→ **Work required**:
Write out the listing below in full and exactly, leaving out every picture.

Dataset rows
+-------+
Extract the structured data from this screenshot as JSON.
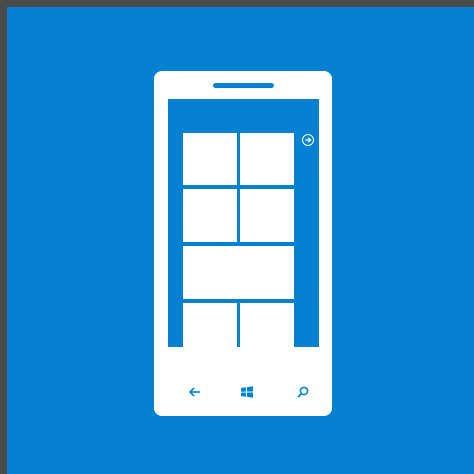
{
  "icon": {
    "name": "windows-phone-icon",
    "colors": {
      "background": "#0482d1",
      "device": "#ffffff",
      "frame": "#4a4a4a"
    },
    "start_screen": {
      "tiles": [
        "small",
        "small",
        "small",
        "small",
        "wide",
        "small",
        "small"
      ]
    },
    "hardware_buttons": [
      "back-icon",
      "windows-start-icon",
      "search-icon"
    ],
    "screen_icons": [
      "arrow-circle-icon"
    ]
  }
}
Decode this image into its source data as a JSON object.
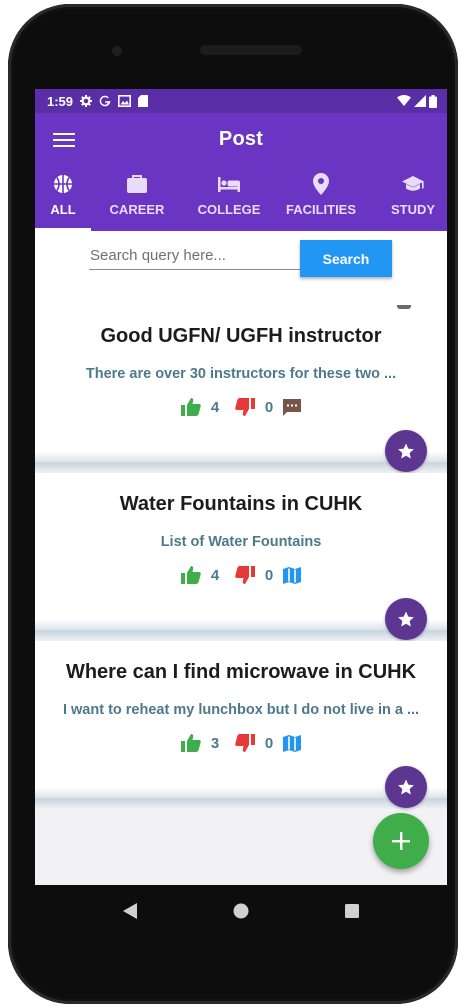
+-------+
→ **Worked solution**:
Extract the structured data from this screenshot as JSON.
{
  "icon": {
    "name": "windows-phone-icon",
    "colors": {
      "background": "#0482d1",
      "device": "#ffffff",
      "frame": "#4a4a4a"
    },
    "start_screen": {
      "tiles": [
        "small",
        "small",
        "small",
        "small",
        "wide",
        "small",
        "small"
      ]
    },
    "hardware_buttons": [
      "back-icon",
      "windows-start-icon",
      "search-icon"
    ],
    "screen_icons": [
      "arrow-circle-icon"
    ]
  }
}
Decode this image into its source data as a JSON object.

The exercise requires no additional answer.